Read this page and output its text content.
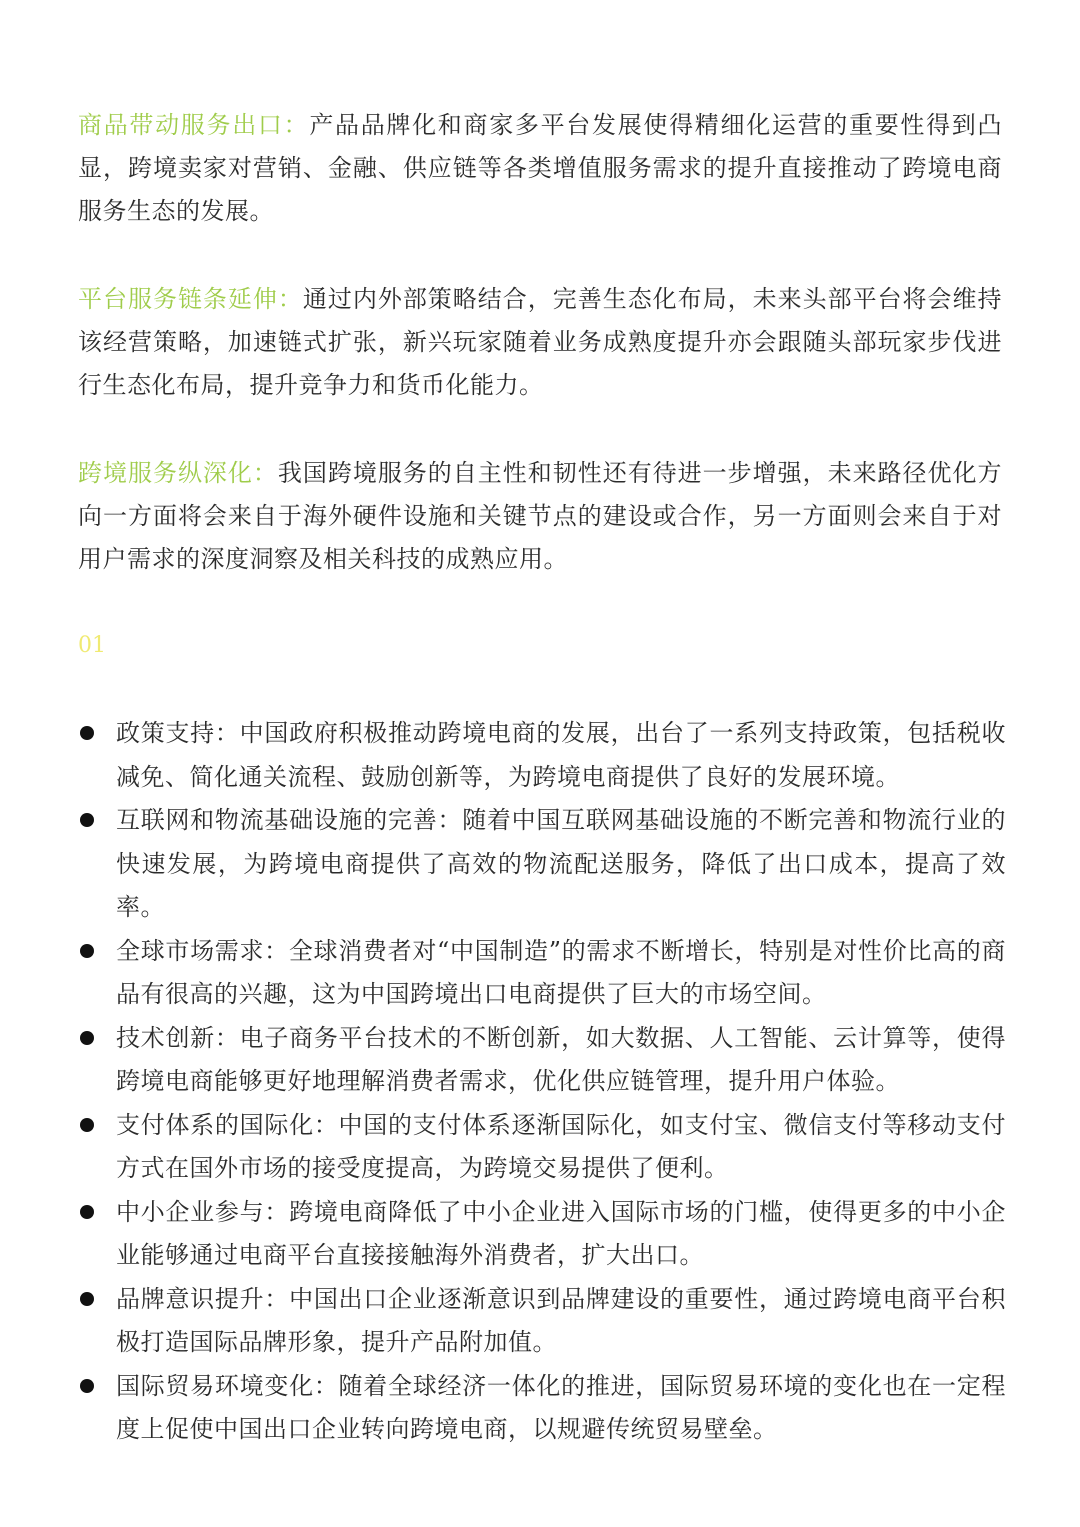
商品带动服务出口：产品品牌化和商家多平台发展使得精细化运营的重要性得到凸显，跨境卖家对营销、金融、供应链等各类增值服务需求的提升直接推动了跨境电商服务生态的发展。

平台服务链条延伸：通过内外部策略结合，完善生态化布局，未来头部平台将会维持该经营策略，加速链式扩张，新兴玩家随着业务成熟度提升亦会跟随头部玩家步伐进行生态化布局，提升竞争力和货币化能力。

跨境服务纵深化：我国跨境服务的自主性和韧性还有待进一步增强，未来路径优化方向一方面将会来自于海外硬件设施和关键节点的建设或合作，另一方面则会来自于对用户需求的深度洞察及相关科技的成熟应用。

01
政策支持：中国政府积极推动跨境电商的发展，出台了一系列支持政策，包括税收减免、简化通关流程、鼓励创新等，为跨境电商提供了良好的发展环境。
互联网和物流基础设施的完善：随着中国互联网基础设施的不断完善和物流行业的快速发展，为跨境电商提供了高效的物流配送服务，降低了出口成本，提高了效率。
全球市场需求：全球消费者对“中国制造”的需求不断增长，特别是对性价比高的商品有很高的兴趣，这为中国跨境出口电商提供了巨大的市场空间。
技术创新：电子商务平台技术的不断创新，如大数据、人工智能、云计算等，使得跨境电商能够更好地理解消费者需求，优化供应链管理，提升用户体验。
支付体系的国际化：中国的支付体系逐渐国际化，如支付宝、微信支付等移动支付方式在国外市场的接受度提高，为跨境交易提供了便利。
中小企业参与：跨境电商降低了中小企业进入国际市场的门槛，使得更多的中小企业能够通过电商平台直接接触海外消费者，扩大出口。
品牌意识提升：中国出口企业逐渐意识到品牌建设的重要性，通过跨境电商平台积极打造国际品牌形象，提升产品附加值。
国际贸易环境变化：随着全球经济一体化的推进，国际贸易环境的变化也在一定程度上促使中国出口企业转向跨境电商，以规避传统贸易壁垒。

——

AIM OF THE TASK: Copy each line in full and exactly, omitting any picture.

RESPONSE BELOW:
Read this page and output its text content.
商品带动服务出口：产品品牌化和商家多平台发展使得精细化运营的重要性得到凸显，跨境卖家对营销、金融、供应链等各类增值服务需求的提升直接推动了跨境电商服务生态的发展。

平台服务链条延伸：通过内外部策略结合，完善生态化布局，未来头部平台将会维持该经营策略，加速链式扩张，新兴玩家随着业务成熟度提升亦会跟随头部玩家步伐进行生态化布局，提升竞争力和货币化能力。

跨境服务纵深化：我国跨境服务的自主性和韧性还有待进一步增强，未来路径优化方向一方面将会来自于海外硬件设施和关键节点的建设或合作，另一方面则会来自于对用户需求的深度洞察及相关科技的成熟应用。

01
政策支持：中国政府积极推动跨境电商的发展，出台了一系列支持政策，包括税收减免、简化通关流程、鼓励创新等，为跨境电商提供了良好的发展环境。
互联网和物流基础设施的完善：随着中国互联网基础设施的不断完善和物流行业的快速发展，为跨境电商提供了高效的物流配送服务，降低了出口成本，提高了效率。
全球市场需求：全球消费者对“中国制造”的需求不断增长，特别是对性价比高的商品有很高的兴趣，这为中国跨境出口电商提供了巨大的市场空间。
技术创新：电子商务平台技术的不断创新，如大数据、人工智能、云计算等，使得跨境电商能够更好地理解消费者需求，优化供应链管理，提升用户体验。
支付体系的国际化：中国的支付体系逐渐国际化，如支付宝、微信支付等移动支付方式在国外市场的接受度提高，为跨境交易提供了便利。
中小企业参与：跨境电商降低了中小企业进入国际市场的门槛，使得更多的中小企业能够通过电商平台直接接触海外消费者，扩大出口。
品牌意识提升：中国出口企业逐渐意识到品牌建设的重要性，通过跨境电商平台积极打造国际品牌形象，提升产品附加值。
国际贸易环境变化：随着全球经济一体化的推进，国际贸易环境的变化也在一定程度上促使中国出口企业转向跨境电商，以规避传统贸易壁垒。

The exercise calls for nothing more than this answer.